What the exercise asks:
Of the lines listed below, how many contain the string "dash"? Answer with the number alone.

Data for processing:
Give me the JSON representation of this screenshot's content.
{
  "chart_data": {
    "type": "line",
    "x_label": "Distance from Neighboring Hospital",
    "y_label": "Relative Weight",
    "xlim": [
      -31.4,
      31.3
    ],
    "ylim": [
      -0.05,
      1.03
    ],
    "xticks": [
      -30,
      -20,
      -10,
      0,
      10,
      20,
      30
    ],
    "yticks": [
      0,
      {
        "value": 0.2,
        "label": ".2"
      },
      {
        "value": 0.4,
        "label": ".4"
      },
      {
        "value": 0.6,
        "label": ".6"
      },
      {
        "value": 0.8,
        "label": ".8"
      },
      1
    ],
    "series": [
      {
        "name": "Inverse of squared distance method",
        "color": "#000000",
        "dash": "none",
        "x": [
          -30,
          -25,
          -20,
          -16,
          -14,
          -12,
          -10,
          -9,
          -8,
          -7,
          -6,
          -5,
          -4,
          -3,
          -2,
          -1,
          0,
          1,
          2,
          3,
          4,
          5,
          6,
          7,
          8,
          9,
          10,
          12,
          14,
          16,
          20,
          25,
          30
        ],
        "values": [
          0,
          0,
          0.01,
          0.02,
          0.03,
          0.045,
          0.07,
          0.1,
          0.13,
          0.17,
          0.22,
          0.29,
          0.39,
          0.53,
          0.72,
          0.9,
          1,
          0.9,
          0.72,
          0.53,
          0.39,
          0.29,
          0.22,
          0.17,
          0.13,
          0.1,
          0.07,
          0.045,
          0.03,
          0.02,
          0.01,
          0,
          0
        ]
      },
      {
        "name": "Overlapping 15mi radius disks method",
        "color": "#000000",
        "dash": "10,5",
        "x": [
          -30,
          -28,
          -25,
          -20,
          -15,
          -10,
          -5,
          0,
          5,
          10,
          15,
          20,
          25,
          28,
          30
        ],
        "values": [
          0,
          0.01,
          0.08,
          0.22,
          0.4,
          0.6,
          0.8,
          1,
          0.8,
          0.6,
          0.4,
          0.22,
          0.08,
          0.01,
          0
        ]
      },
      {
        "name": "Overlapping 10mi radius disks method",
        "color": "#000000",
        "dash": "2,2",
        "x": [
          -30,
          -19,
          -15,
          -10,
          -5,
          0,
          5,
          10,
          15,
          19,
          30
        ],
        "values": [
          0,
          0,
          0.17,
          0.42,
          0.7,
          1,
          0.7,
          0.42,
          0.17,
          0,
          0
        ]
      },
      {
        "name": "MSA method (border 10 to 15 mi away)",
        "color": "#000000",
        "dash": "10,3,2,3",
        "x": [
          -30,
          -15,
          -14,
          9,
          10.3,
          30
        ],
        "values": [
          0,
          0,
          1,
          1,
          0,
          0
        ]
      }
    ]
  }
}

Response to the exercise:
4